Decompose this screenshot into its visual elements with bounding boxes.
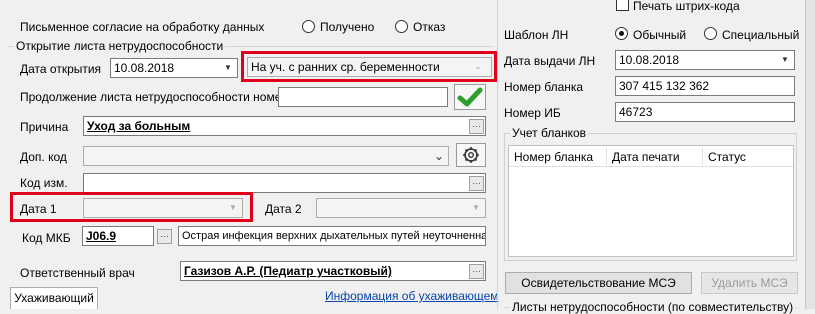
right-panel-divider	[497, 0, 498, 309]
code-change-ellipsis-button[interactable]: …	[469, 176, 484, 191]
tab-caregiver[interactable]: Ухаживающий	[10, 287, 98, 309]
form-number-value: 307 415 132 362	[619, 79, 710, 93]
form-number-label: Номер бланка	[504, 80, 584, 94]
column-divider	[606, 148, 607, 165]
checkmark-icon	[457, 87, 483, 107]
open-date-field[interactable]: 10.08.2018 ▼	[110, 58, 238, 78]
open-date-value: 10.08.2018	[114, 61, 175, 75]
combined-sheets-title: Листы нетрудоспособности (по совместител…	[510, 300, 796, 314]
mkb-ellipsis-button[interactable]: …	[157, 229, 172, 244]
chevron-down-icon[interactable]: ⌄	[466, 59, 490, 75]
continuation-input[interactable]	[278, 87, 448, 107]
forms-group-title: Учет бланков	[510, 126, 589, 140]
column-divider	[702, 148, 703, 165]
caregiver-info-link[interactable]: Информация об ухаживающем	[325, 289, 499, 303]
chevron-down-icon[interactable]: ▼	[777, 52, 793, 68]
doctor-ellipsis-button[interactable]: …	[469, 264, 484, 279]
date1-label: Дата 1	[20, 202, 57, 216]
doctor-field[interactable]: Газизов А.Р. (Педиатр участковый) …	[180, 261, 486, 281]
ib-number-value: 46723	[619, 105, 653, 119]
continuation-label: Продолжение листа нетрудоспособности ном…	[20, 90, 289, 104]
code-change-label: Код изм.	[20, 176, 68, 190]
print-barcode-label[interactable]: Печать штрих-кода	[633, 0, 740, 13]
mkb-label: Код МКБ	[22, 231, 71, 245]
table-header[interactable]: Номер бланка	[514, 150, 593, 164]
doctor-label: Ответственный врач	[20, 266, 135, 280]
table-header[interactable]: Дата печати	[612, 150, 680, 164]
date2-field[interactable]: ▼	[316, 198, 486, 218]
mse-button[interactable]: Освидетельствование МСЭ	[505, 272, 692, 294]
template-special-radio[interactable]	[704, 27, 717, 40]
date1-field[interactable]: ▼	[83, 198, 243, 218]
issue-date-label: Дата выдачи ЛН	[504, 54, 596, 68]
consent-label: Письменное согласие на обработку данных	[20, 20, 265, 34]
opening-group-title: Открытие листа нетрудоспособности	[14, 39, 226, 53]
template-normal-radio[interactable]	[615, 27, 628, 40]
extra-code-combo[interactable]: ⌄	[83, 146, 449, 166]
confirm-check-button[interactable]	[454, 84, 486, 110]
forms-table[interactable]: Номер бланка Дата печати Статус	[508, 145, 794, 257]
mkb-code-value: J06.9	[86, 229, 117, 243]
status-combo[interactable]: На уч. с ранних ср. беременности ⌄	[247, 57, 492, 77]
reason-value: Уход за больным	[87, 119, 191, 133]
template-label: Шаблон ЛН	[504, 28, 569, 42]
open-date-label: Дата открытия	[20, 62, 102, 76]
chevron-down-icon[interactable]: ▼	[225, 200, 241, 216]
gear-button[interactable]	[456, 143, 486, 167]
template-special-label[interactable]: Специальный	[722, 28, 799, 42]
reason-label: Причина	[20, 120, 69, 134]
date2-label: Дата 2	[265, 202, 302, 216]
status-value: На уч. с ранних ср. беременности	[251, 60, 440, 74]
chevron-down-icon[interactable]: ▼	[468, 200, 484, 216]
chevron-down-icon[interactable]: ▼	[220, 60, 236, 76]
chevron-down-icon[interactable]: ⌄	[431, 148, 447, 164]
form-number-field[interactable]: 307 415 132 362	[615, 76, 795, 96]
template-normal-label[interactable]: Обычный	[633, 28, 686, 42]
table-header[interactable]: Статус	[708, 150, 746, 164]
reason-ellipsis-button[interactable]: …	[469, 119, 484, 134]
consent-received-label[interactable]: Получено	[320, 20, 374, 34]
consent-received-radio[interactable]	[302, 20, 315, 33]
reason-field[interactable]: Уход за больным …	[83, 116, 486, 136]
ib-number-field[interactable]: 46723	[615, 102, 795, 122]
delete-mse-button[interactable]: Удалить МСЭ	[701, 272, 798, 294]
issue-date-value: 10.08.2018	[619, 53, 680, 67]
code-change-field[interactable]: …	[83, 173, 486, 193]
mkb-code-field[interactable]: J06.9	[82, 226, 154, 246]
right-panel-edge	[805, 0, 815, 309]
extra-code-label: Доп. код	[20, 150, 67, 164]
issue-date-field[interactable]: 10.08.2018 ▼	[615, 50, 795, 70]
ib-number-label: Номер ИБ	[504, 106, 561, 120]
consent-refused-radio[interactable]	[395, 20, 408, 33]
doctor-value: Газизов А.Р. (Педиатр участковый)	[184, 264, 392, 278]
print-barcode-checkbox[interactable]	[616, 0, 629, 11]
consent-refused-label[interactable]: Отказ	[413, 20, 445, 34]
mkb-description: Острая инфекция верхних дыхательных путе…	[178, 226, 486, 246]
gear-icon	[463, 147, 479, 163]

--

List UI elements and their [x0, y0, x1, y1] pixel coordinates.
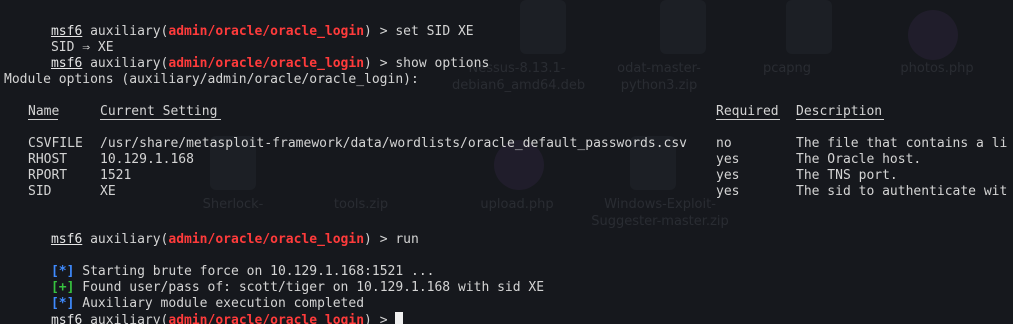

_Aim of the task:_ Reproduce verbatim every row from the line with "Decompose this screenshot" to the line with "consent-label: Письменное согласие", both ends included, omitting the pictures.

_Answer to the problem:_
Decompose this screenshot into its visual elements with bounding boxes.
right-panel-divider	[497, 0, 498, 309]
code-change-ellipsis-button[interactable]: …	[469, 176, 484, 191]
tab-caregiver[interactable]: Ухаживающий	[10, 287, 98, 309]
form-number-value: 307 415 132 362	[619, 79, 710, 93]
form-number-label: Номер бланка	[504, 80, 584, 94]
column-divider	[606, 148, 607, 165]
checkmark-icon	[457, 87, 483, 107]
open-date-field[interactable]: 10.08.2018 ▼	[110, 58, 238, 78]
open-date-value: 10.08.2018	[114, 61, 175, 75]
combined-sheets-title: Листы нетрудоспособности (по совместител…	[510, 300, 796, 314]
mkb-ellipsis-button[interactable]: …	[157, 229, 172, 244]
chevron-down-icon[interactable]: ⌄	[466, 59, 490, 75]
continuation-input[interactable]	[278, 87, 448, 107]
forms-group-title: Учет бланков	[510, 126, 589, 140]
column-divider	[702, 148, 703, 165]
caregiver-info-link[interactable]: Информация об ухаживающем	[325, 289, 499, 303]
chevron-down-icon[interactable]: ▼	[777, 52, 793, 68]
doctor-ellipsis-button[interactable]: …	[469, 264, 484, 279]
date1-label: Дата 1	[20, 202, 57, 216]
doctor-field[interactable]: Газизов А.Р. (Педиатр участковый) …	[180, 261, 486, 281]
ib-number-value: 46723	[619, 105, 653, 119]
continuation-label: Продолжение листа нетрудоспособности ном…	[20, 90, 289, 104]
code-change-label: Код изм.	[20, 176, 68, 190]
print-barcode-label[interactable]: Печать штрих-кода	[633, 0, 740, 13]
mkb-label: Код МКБ	[22, 231, 71, 245]
table-header[interactable]: Номер бланка	[514, 150, 593, 164]
doctor-label: Ответственный врач	[20, 266, 135, 280]
table-header[interactable]: Дата печати	[612, 150, 680, 164]
date2-field[interactable]: ▼	[316, 198, 486, 218]
mse-button[interactable]: Освидетельствование МСЭ	[505, 272, 692, 294]
template-special-radio[interactable]	[704, 27, 717, 40]
date1-field[interactable]: ▼	[83, 198, 243, 218]
issue-date-label: Дата выдачи ЛН	[504, 54, 596, 68]
consent-label: Письменное согласие на обработку данных	[20, 20, 265, 34]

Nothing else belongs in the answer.